INSTRUCTIONS TO FOLLOW » Extract the full listing verbatim and drop any pictures from your copy.

## start RECORDS

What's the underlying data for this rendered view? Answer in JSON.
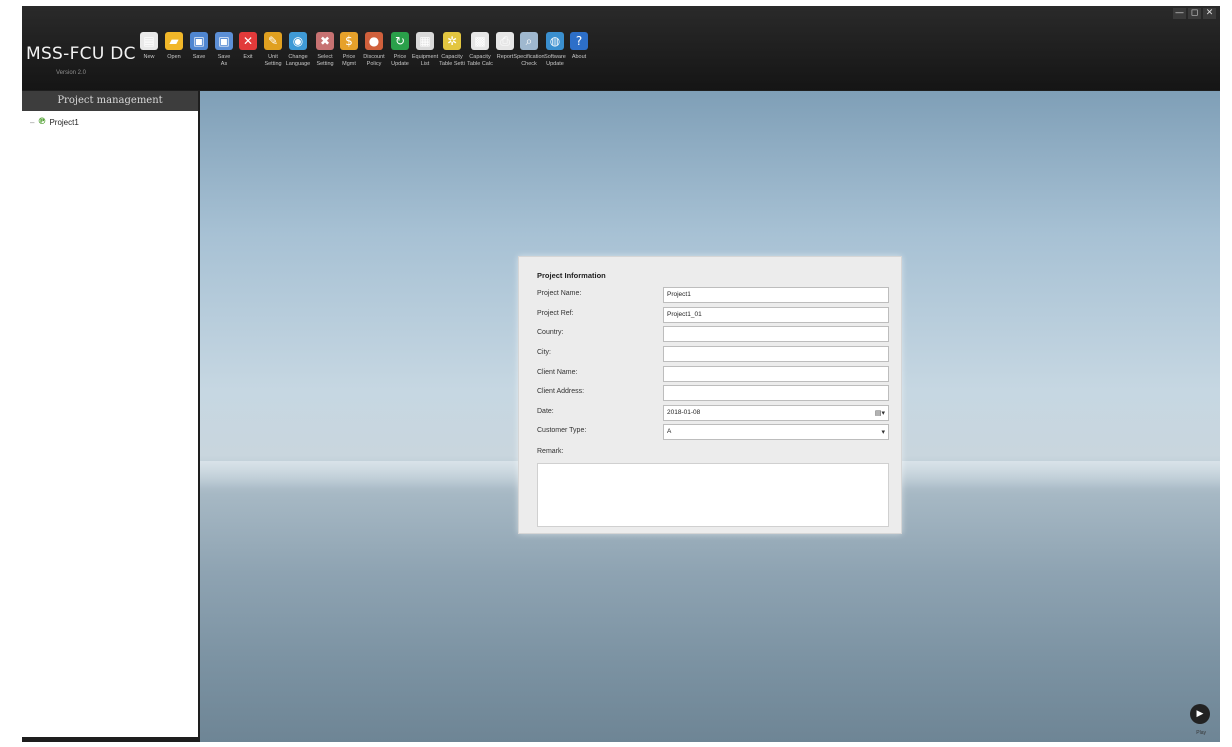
{
  "window": {
    "controls": [
      "—",
      "◻",
      "✕"
    ]
  },
  "brand": {
    "title": "MSS-FCU DC",
    "version": "Version 2.0"
  },
  "toolbar": {
    "tools": [
      {
        "label": "New",
        "icon": "new-file-icon",
        "color": "#e9e9e9",
        "glyph": "▤"
      },
      {
        "label": "Open",
        "icon": "open-folder-icon",
        "color": "#f1b729",
        "glyph": "▰"
      },
      {
        "label": "Save",
        "icon": "save-icon",
        "color": "#4f86d1",
        "glyph": "▣"
      },
      {
        "label": "Save\nAs",
        "icon": "save-as-icon",
        "color": "#5c8fd6",
        "glyph": "▣"
      },
      {
        "label": "Exit",
        "icon": "exit-icon",
        "color": "#e23a3a",
        "glyph": "✕"
      },
      {
        "label": "Unit\nSetting",
        "icon": "pencil-icon",
        "color": "#e0a020",
        "glyph": "✎"
      },
      {
        "label": "Change\nLanguage",
        "icon": "globe-icon",
        "color": "#3f9ad6",
        "glyph": "◉"
      },
      {
        "label": "Select\nSetting",
        "icon": "tools-icon",
        "color": "#c77272",
        "glyph": "✖"
      },
      {
        "label": "Price\nMgmt",
        "icon": "coin-icon",
        "color": "#e6a12a",
        "glyph": "$"
      },
      {
        "label": "Discount\nPolicy",
        "icon": "discount-icon",
        "color": "#d0603c",
        "glyph": "●"
      },
      {
        "label": "Price\nUpdate",
        "icon": "refresh-icon",
        "color": "#2aa04a",
        "glyph": "↻"
      },
      {
        "label": "Equipment\nList",
        "icon": "list-icon",
        "color": "#d9d9d9",
        "glyph": "▦"
      },
      {
        "label": "Capacity\nTable Setti",
        "icon": "gear-icon",
        "color": "#e3c640",
        "glyph": "✲"
      },
      {
        "label": "Capacity\nTable Calc",
        "icon": "excel-icon",
        "color": "#e6e6e6",
        "glyph": "▩"
      },
      {
        "label": "Report",
        "icon": "printer-icon",
        "color": "#e6e6e6",
        "glyph": "⎙"
      },
      {
        "label": "Specification\nCheck",
        "icon": "search-icon",
        "color": "#9fb8cf",
        "glyph": "⌕"
      },
      {
        "label": "Software\nUpdate",
        "icon": "software-update-icon",
        "color": "#3a8fcf",
        "glyph": "◍"
      },
      {
        "label": "About",
        "icon": "help-icon",
        "color": "#2d6fc9",
        "glyph": "?"
      }
    ]
  },
  "sidebar": {
    "header": "Project management",
    "tree": [
      {
        "label": "Project1",
        "icon": "project-tree-icon"
      }
    ]
  },
  "project_info": {
    "title": "Project Information",
    "fields": [
      {
        "label": "Project Name:",
        "value": "Project1"
      },
      {
        "label": "Project Ref:",
        "value": "Project1_01"
      },
      {
        "label": "Country:",
        "value": ""
      },
      {
        "label": "City:",
        "value": ""
      },
      {
        "label": "Client Name:",
        "value": ""
      },
      {
        "label": "Client Address:",
        "value": ""
      },
      {
        "label": "Date:",
        "value": "2018-01-08",
        "control": "date-picker",
        "glyph": "▤▾"
      },
      {
        "label": "Customer Type:",
        "value": "A",
        "control": "dropdown",
        "glyph": "▾"
      }
    ],
    "remark_label": "Remark:",
    "remark_value": ""
  },
  "main": {
    "play_label": "Play"
  }
}
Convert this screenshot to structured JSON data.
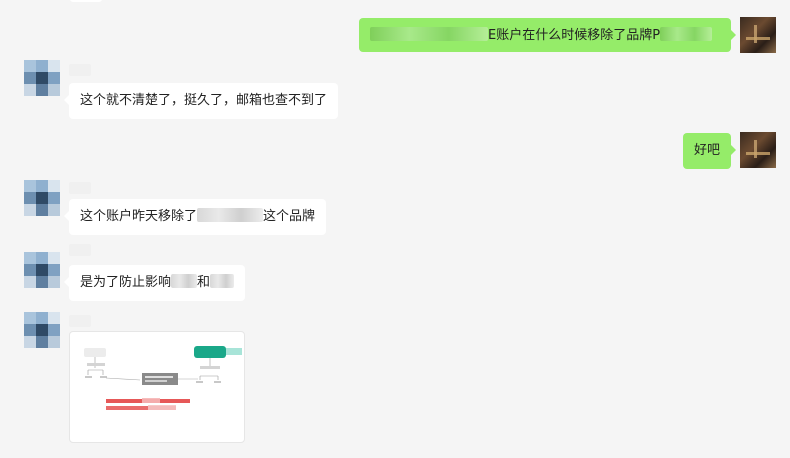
{
  "messages": [
    {
      "id": 1,
      "side": "out",
      "text": "E账户在什么时候移除了品牌P"
    },
    {
      "id": 2,
      "side": "in",
      "text": "这个就不清楚了，挺久了，邮箱也查不到了"
    },
    {
      "id": 3,
      "side": "out",
      "text": "好吧"
    },
    {
      "id": 4,
      "side": "in",
      "text_before": "这个账户昨天移除了",
      "text_after": "这个品牌"
    },
    {
      "id": 5,
      "side": "in",
      "text_before": "是为了防止影响",
      "text_mid": "和"
    },
    {
      "id": 6,
      "side": "in",
      "type": "image"
    }
  ],
  "colors": {
    "background": "#f5f5f5",
    "incoming_bubble": "#ffffff",
    "outgoing_bubble": "#95ec69",
    "image_red_text": "#e23b3b",
    "image_teal_node": "#1aa889"
  },
  "icons": {
    "contact_avatar": "pixelated-avatar-icon",
    "self_avatar": "photo-avatar-icon"
  }
}
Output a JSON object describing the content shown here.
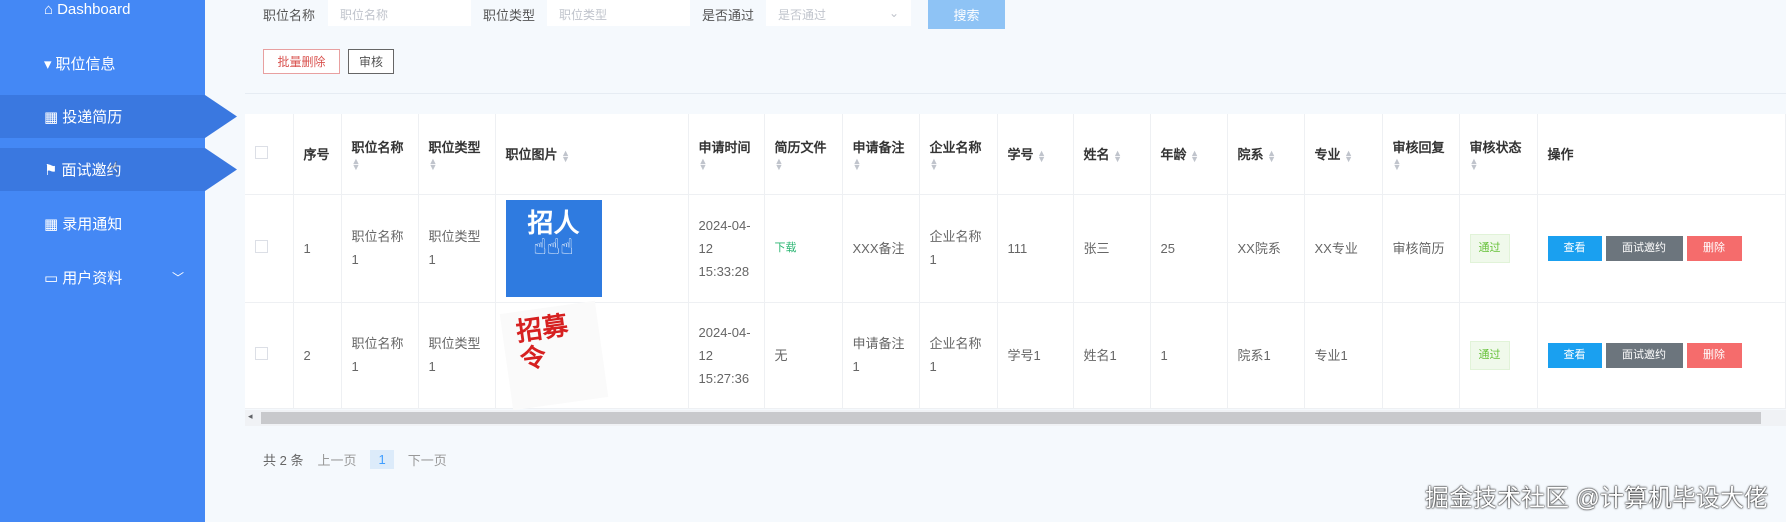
{
  "sidebar": {
    "items": [
      {
        "icon": "home-icon",
        "glyph": "⌂",
        "label": "Dashboard"
      },
      {
        "icon": "tag-icon",
        "glyph": "▾",
        "label": "职位信息"
      },
      {
        "icon": "grid-icon",
        "glyph": "▦",
        "label": "投递简历"
      },
      {
        "icon": "flag-icon",
        "glyph": "⚑",
        "label": "面试邀约"
      },
      {
        "icon": "grid-icon",
        "glyph": "▦",
        "label": "录用通知"
      },
      {
        "icon": "card-icon",
        "glyph": "▭",
        "label": "用户资料"
      }
    ]
  },
  "search": {
    "name_label": "职位名称",
    "name_placeholder": "职位名称",
    "type_label": "职位类型",
    "type_placeholder": "职位类型",
    "pass_label": "是否通过",
    "pass_placeholder": "是否通过",
    "search_button": "搜索"
  },
  "actions": {
    "batch_delete": "批量删除",
    "review": "审核"
  },
  "table": {
    "headers": [
      "序号",
      "职位名称",
      "职位类型",
      "职位图片",
      "申请时间",
      "简历文件",
      "申请备注",
      "企业名称",
      "学号",
      "姓名",
      "年龄",
      "院系",
      "专业",
      "审核回复",
      "审核状态",
      "操作"
    ],
    "rows": [
      {
        "index": "1",
        "job_name": "职位名称1",
        "job_type": "职位类型1",
        "image_text": "招人",
        "apply_time": "2024-04-12 15:33:28",
        "resume": "下载",
        "remark": "XXX备注",
        "company": "企业名称1",
        "student_no": "111",
        "name": "张三",
        "age": "25",
        "dept": "XX院系",
        "major": "XX专业",
        "reply": "审核简历",
        "status": "通过"
      },
      {
        "index": "2",
        "job_name": "职位名称1",
        "job_type": "职位类型1",
        "image_text": "招募令",
        "apply_time": "2024-04-12 15:27:36",
        "resume": "无",
        "remark": "申请备注1",
        "company": "企业名称1",
        "student_no": "学号1",
        "name": "姓名1",
        "age": "1",
        "dept": "院系1",
        "major": "专业1",
        "reply": "",
        "status": "通过"
      }
    ],
    "row_actions": {
      "view": "查看",
      "invite": "面试邀约",
      "delete": "删除"
    }
  },
  "pagination": {
    "total": "共 2 条",
    "prev": "上一页",
    "current": "1",
    "next": "下一页"
  },
  "watermark": "掘金技术社区 @计算机毕设大佬",
  "colors": {
    "sidebar": "#4488f5",
    "primary": "#1aa0f0",
    "gray": "#6c757d",
    "danger": "#f56c6c"
  }
}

## end RECORDS

COMPLETED TASK »
What's the underlying data for this rendered view? Answer in JSON.
{
  "window": {
    "controls": [
      "—",
      "◻",
      "✕"
    ]
  },
  "brand": {
    "title": "MSS-FCU DC",
    "version": "Version 2.0"
  },
  "toolbar": {
    "tools": [
      {
        "label": "New",
        "icon": "new-file-icon",
        "color": "#e9e9e9",
        "glyph": "▤"
      },
      {
        "label": "Open",
        "icon": "open-folder-icon",
        "color": "#f1b729",
        "glyph": "▰"
      },
      {
        "label": "Save",
        "icon": "save-icon",
        "color": "#4f86d1",
        "glyph": "▣"
      },
      {
        "label": "Save\nAs",
        "icon": "save-as-icon",
        "color": "#5c8fd6",
        "glyph": "▣"
      },
      {
        "label": "Exit",
        "icon": "exit-icon",
        "color": "#e23a3a",
        "glyph": "✕"
      },
      {
        "label": "Unit\nSetting",
        "icon": "pencil-icon",
        "color": "#e0a020",
        "glyph": "✎"
      },
      {
        "label": "Change\nLanguage",
        "icon": "globe-icon",
        "color": "#3f9ad6",
        "glyph": "◉"
      },
      {
        "label": "Select\nSetting",
        "icon": "tools-icon",
        "color": "#c77272",
        "glyph": "✖"
      },
      {
        "label": "Price\nMgmt",
        "icon": "coin-icon",
        "color": "#e6a12a",
        "glyph": "$"
      },
      {
        "label": "Discount\nPolicy",
        "icon": "discount-icon",
        "color": "#d0603c",
        "glyph": "●"
      },
      {
        "label": "Price\nUpdate",
        "icon": "refresh-icon",
        "color": "#2aa04a",
        "glyph": "↻"
      },
      {
        "label": "Equipment\nList",
        "icon": "list-icon",
        "color": "#d9d9d9",
        "glyph": "▦"
      },
      {
        "label": "Capacity\nTable Setti",
        "icon": "gear-icon",
        "color": "#e3c640",
        "glyph": "✲"
      },
      {
        "label": "Capacity\nTable Calc",
        "icon": "excel-icon",
        "color": "#e6e6e6",
        "glyph": "▩"
      },
      {
        "label": "Report",
        "icon": "printer-icon",
        "color": "#e6e6e6",
        "glyph": "⎙"
      },
      {
        "label": "Specification\nCheck",
        "icon": "search-icon",
        "color": "#9fb8cf",
        "glyph": "⌕"
      },
      {
        "label": "Software\nUpdate",
        "icon": "software-update-icon",
        "color": "#3a8fcf",
        "glyph": "◍"
      },
      {
        "label": "About",
        "icon": "help-icon",
        "color": "#2d6fc9",
        "glyph": "?"
      }
    ]
  },
  "sidebar": {
    "header": "Project management",
    "tree": [
      {
        "label": "Project1",
        "icon": "project-tree-icon"
      }
    ]
  },
  "project_info": {
    "title": "Project Information",
    "fields": [
      {
        "label": "Project Name:",
        "value": "Project1"
      },
      {
        "label": "Project Ref:",
        "value": "Project1_01"
      },
      {
        "label": "Country:",
        "value": ""
      },
      {
        "label": "City:",
        "value": ""
      },
      {
        "label": "Client Name:",
        "value": ""
      },
      {
        "label": "Client Address:",
        "value": ""
      },
      {
        "label": "Date:",
        "value": "2018-01-08",
        "control": "date-picker",
        "glyph": "▤▾"
      },
      {
        "label": "Customer Type:",
        "value": "A",
        "control": "dropdown",
        "glyph": "▾"
      }
    ],
    "remark_label": "Remark:",
    "remark_value": ""
  },
  "main": {
    "play_label": "Play"
  }
}
Convert this screenshot to structured JSON data.
{
  "messages": [
    {
      "id": 1,
      "side": "out",
      "text": "E账户在什么时候移除了品牌P"
    },
    {
      "id": 2,
      "side": "in",
      "text": "这个就不清楚了，挺久了，邮箱也查不到了"
    },
    {
      "id": 3,
      "side": "out",
      "text": "好吧"
    },
    {
      "id": 4,
      "side": "in",
      "text_before": "这个账户昨天移除了",
      "text_after": "这个品牌"
    },
    {
      "id": 5,
      "side": "in",
      "text_before": "是为了防止影响",
      "text_mid": "和"
    },
    {
      "id": 6,
      "side": "in",
      "type": "image"
    }
  ],
  "colors": {
    "background": "#f5f5f5",
    "incoming_bubble": "#ffffff",
    "outgoing_bubble": "#95ec69",
    "image_red_text": "#e23b3b",
    "image_teal_node": "#1aa889"
  },
  "icons": {
    "contact_avatar": "pixelated-avatar-icon",
    "self_avatar": "photo-avatar-icon"
  }
}
Output a JSON object describing the content shown here.
{
  "sidebar": {
    "items": [
      {
        "icon": "home-icon",
        "glyph": "⌂",
        "label": "Dashboard"
      },
      {
        "icon": "tag-icon",
        "glyph": "▾",
        "label": "职位信息"
      },
      {
        "icon": "grid-icon",
        "glyph": "▦",
        "label": "投递简历"
      },
      {
        "icon": "flag-icon",
        "glyph": "⚑",
        "label": "面试邀约"
      },
      {
        "icon": "grid-icon",
        "glyph": "▦",
        "label": "录用通知"
      },
      {
        "icon": "card-icon",
        "glyph": "▭",
        "label": "用户资料"
      }
    ]
  },
  "search": {
    "name_label": "职位名称",
    "name_placeholder": "职位名称",
    "type_label": "职位类型",
    "type_placeholder": "职位类型",
    "pass_label": "是否通过",
    "pass_placeholder": "是否通过",
    "search_button": "搜索"
  },
  "actions": {
    "batch_delete": "批量删除",
    "review": "审核"
  },
  "table": {
    "headers": [
      "序号",
      "职位名称",
      "职位类型",
      "职位图片",
      "申请时间",
      "简历文件",
      "申请备注",
      "企业名称",
      "学号",
      "姓名",
      "年龄",
      "院系",
      "专业",
      "审核回复",
      "审核状态",
      "操作"
    ],
    "rows": [
      {
        "index": "1",
        "job_name": "职位名称1",
        "job_type": "职位类型1",
        "image_text": "招人",
        "apply_time": "2024-04-12 15:33:28",
        "resume": "下载",
        "remark": "XXX备注",
        "company": "企业名称1",
        "student_no": "111",
        "name": "张三",
        "age": "25",
        "dept": "XX院系",
        "major": "XX专业",
        "reply": "审核简历",
        "status": "通过"
      },
      {
        "index": "2",
        "job_name": "职位名称1",
        "job_type": "职位类型1",
        "image_text": "招募令",
        "apply_time": "2024-04-12 15:27:36",
        "resume": "无",
        "remark": "申请备注1",
        "company": "企业名称1",
        "student_no": "学号1",
        "name": "姓名1",
        "age": "1",
        "dept": "院系1",
        "major": "专业1",
        "reply": "",
        "status": "通过"
      }
    ],
    "row_actions": {
      "view": "查看",
      "invite": "面试邀约",
      "delete": "删除"
    }
  },
  "pagination": {
    "total": "共 2 条",
    "prev": "上一页",
    "current": "1",
    "next": "下一页"
  },
  "watermark": "掘金技术社区 @计算机毕设大佬",
  "colors": {
    "sidebar": "#4488f5",
    "primary": "#1aa0f0",
    "gray": "#6c757d",
    "danger": "#f56c6c"
  }
}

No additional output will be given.